▶ **Written instruction**
Find every line with the string "could" in it, count them, and reply with that count only.

--------

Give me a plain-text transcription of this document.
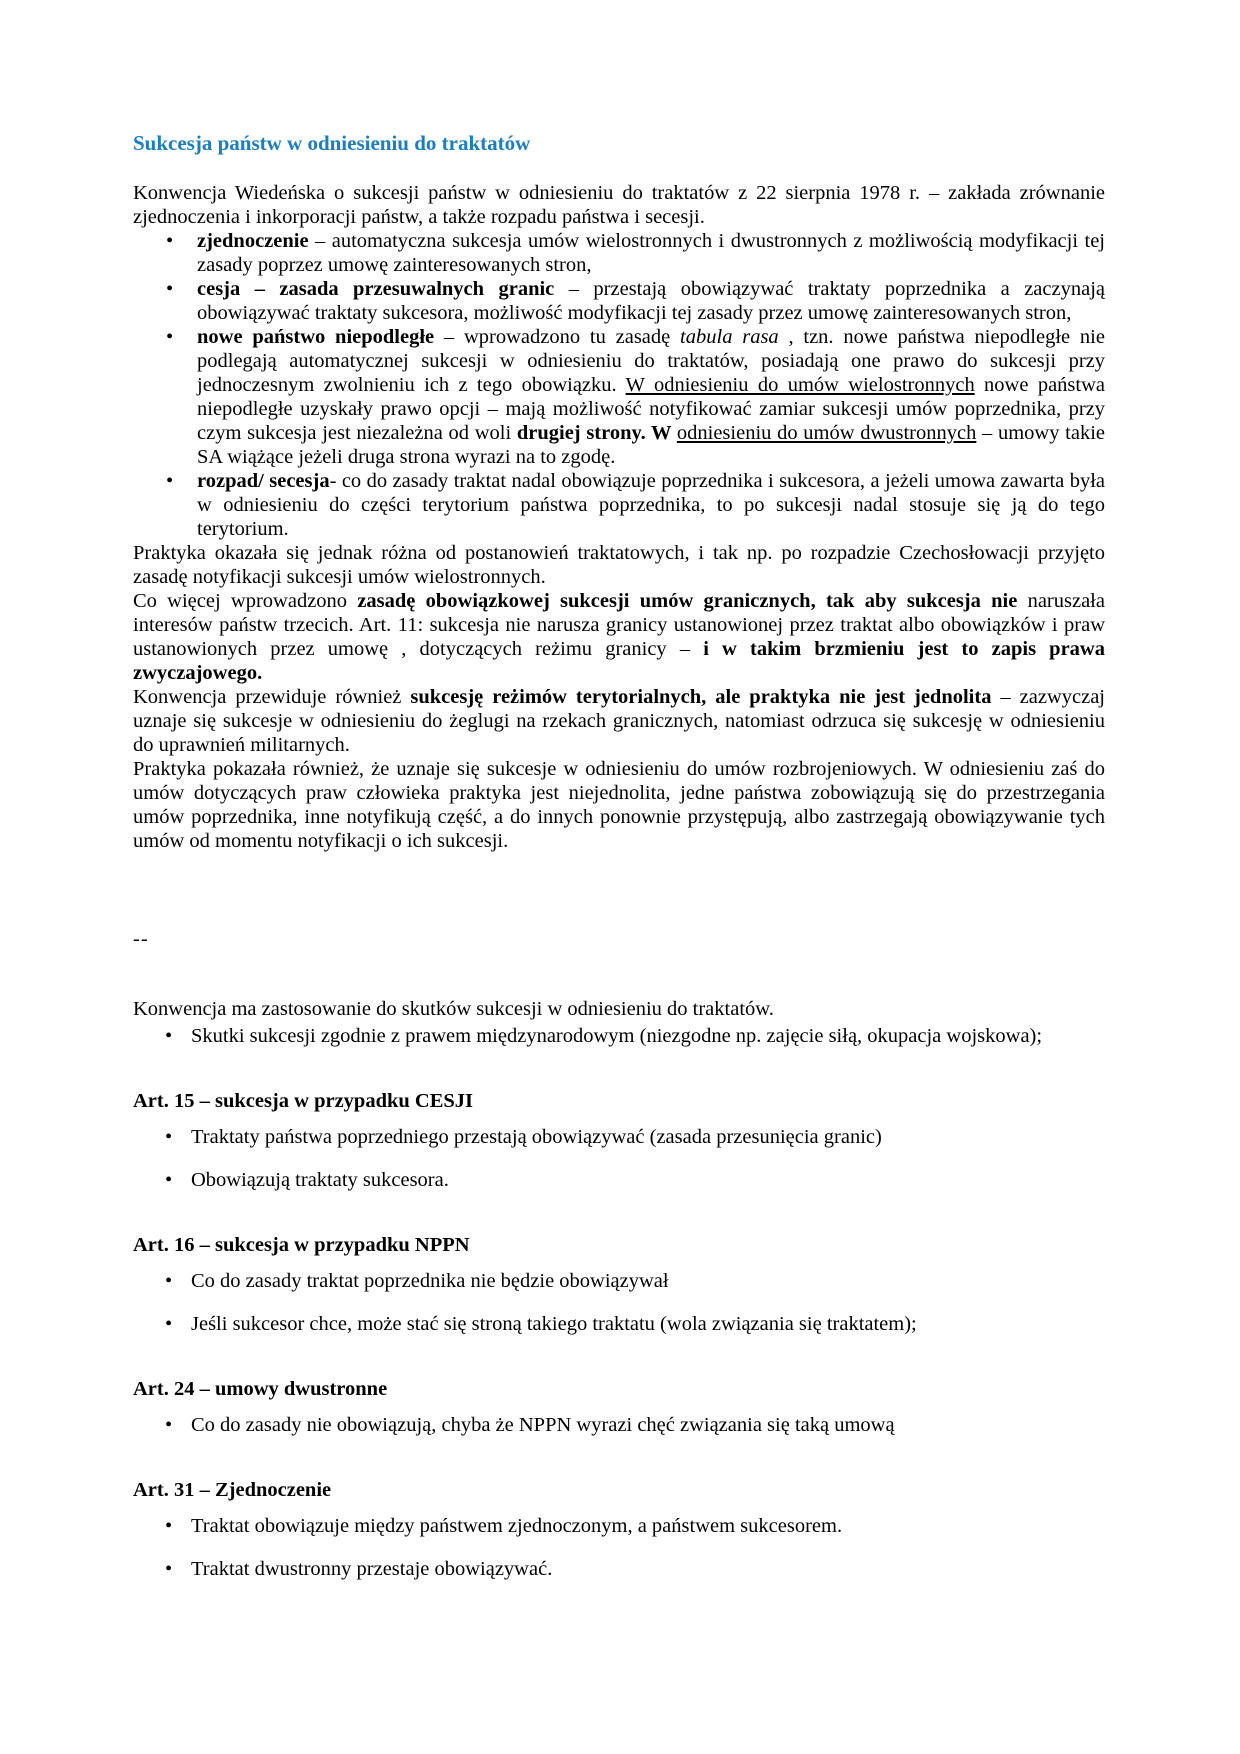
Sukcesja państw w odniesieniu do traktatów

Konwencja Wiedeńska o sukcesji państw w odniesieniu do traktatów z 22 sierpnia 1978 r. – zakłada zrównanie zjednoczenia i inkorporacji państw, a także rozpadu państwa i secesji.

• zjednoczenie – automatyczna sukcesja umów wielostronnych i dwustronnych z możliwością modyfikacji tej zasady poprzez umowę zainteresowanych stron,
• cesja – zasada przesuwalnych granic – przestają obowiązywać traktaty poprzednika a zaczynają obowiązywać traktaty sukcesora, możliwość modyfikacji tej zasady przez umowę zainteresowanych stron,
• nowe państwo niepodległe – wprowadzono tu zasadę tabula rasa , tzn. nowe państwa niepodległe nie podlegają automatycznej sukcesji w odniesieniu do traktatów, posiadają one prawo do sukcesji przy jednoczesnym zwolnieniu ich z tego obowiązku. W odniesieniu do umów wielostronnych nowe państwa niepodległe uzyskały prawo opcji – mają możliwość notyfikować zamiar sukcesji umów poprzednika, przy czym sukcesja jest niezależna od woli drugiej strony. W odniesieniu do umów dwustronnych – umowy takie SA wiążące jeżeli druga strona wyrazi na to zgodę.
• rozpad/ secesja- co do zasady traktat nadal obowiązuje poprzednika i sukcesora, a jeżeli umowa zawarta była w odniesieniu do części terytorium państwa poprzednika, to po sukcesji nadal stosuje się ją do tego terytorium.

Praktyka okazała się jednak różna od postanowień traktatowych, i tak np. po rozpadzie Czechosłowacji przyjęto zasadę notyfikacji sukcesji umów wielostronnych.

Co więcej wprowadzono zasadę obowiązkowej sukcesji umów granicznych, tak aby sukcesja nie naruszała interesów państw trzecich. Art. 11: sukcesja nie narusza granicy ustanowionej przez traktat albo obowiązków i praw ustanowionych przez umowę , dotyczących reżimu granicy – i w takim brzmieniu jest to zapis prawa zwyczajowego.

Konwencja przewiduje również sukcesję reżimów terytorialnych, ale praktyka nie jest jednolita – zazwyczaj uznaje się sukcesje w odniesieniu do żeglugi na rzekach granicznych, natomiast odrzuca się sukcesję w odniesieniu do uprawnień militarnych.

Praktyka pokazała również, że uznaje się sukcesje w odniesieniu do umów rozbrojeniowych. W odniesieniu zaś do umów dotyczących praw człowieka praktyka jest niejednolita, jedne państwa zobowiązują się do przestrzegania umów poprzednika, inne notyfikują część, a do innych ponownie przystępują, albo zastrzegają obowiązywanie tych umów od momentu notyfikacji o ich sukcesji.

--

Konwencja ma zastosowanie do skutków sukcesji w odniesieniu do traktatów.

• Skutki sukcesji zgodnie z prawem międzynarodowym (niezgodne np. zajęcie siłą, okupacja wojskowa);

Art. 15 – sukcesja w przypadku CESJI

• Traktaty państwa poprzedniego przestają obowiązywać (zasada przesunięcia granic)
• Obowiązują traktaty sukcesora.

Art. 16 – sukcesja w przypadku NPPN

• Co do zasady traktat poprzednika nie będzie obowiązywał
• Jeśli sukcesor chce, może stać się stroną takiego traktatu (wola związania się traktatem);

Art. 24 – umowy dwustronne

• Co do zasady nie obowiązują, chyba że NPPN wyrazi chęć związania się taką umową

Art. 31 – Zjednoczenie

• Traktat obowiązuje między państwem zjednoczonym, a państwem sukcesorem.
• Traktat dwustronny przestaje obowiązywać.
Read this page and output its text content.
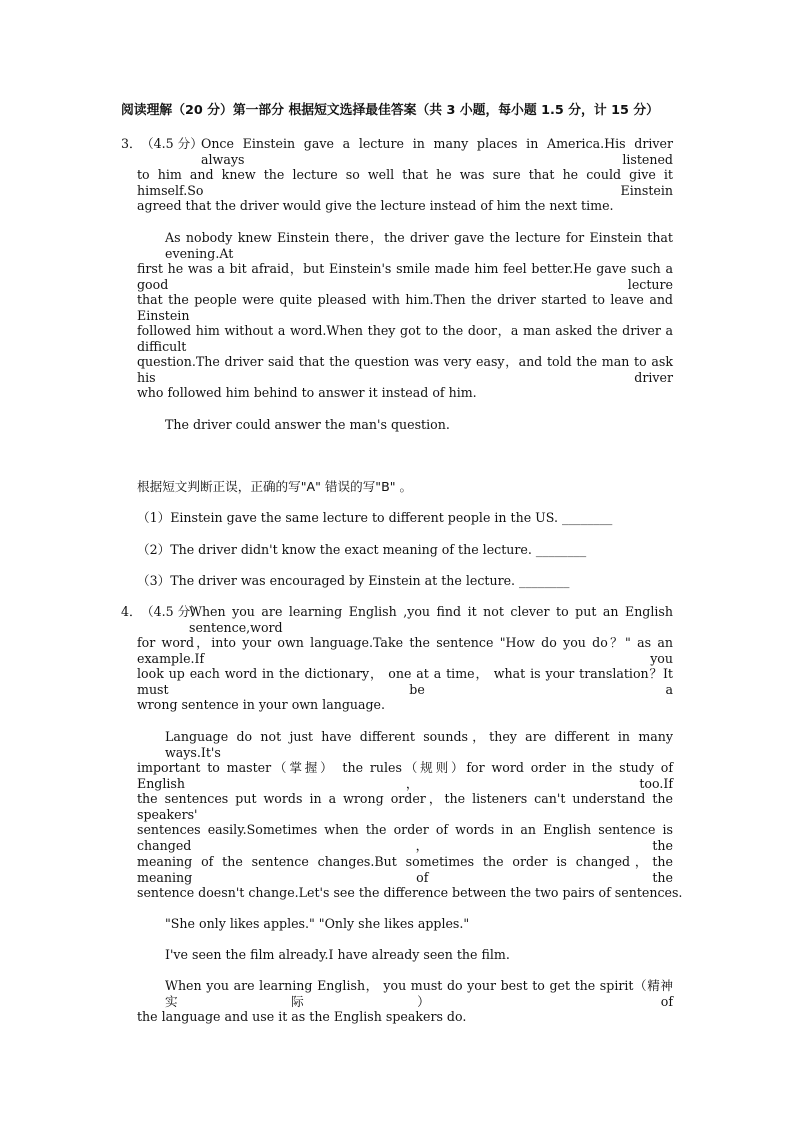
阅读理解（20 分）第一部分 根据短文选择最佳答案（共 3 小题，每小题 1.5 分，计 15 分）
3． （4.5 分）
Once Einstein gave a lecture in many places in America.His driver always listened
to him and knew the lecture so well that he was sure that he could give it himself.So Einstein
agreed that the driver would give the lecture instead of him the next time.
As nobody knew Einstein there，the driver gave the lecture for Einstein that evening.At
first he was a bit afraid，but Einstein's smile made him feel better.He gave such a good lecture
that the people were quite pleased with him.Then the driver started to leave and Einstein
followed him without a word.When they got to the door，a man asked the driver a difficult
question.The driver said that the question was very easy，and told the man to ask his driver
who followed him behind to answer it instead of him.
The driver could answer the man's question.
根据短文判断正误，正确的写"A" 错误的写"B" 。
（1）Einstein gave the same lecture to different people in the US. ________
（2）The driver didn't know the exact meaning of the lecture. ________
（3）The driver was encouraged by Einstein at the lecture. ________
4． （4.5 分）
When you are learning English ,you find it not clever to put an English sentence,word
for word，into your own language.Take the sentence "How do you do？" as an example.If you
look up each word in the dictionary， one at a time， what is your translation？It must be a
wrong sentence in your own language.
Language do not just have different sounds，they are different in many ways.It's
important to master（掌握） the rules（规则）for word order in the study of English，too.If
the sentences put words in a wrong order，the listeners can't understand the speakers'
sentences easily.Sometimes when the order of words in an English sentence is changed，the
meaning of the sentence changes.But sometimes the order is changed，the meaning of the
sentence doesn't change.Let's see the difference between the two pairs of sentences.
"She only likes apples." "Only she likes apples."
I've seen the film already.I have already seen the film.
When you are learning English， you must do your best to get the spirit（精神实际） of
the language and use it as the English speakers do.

--------

▶ **Exercise result**
2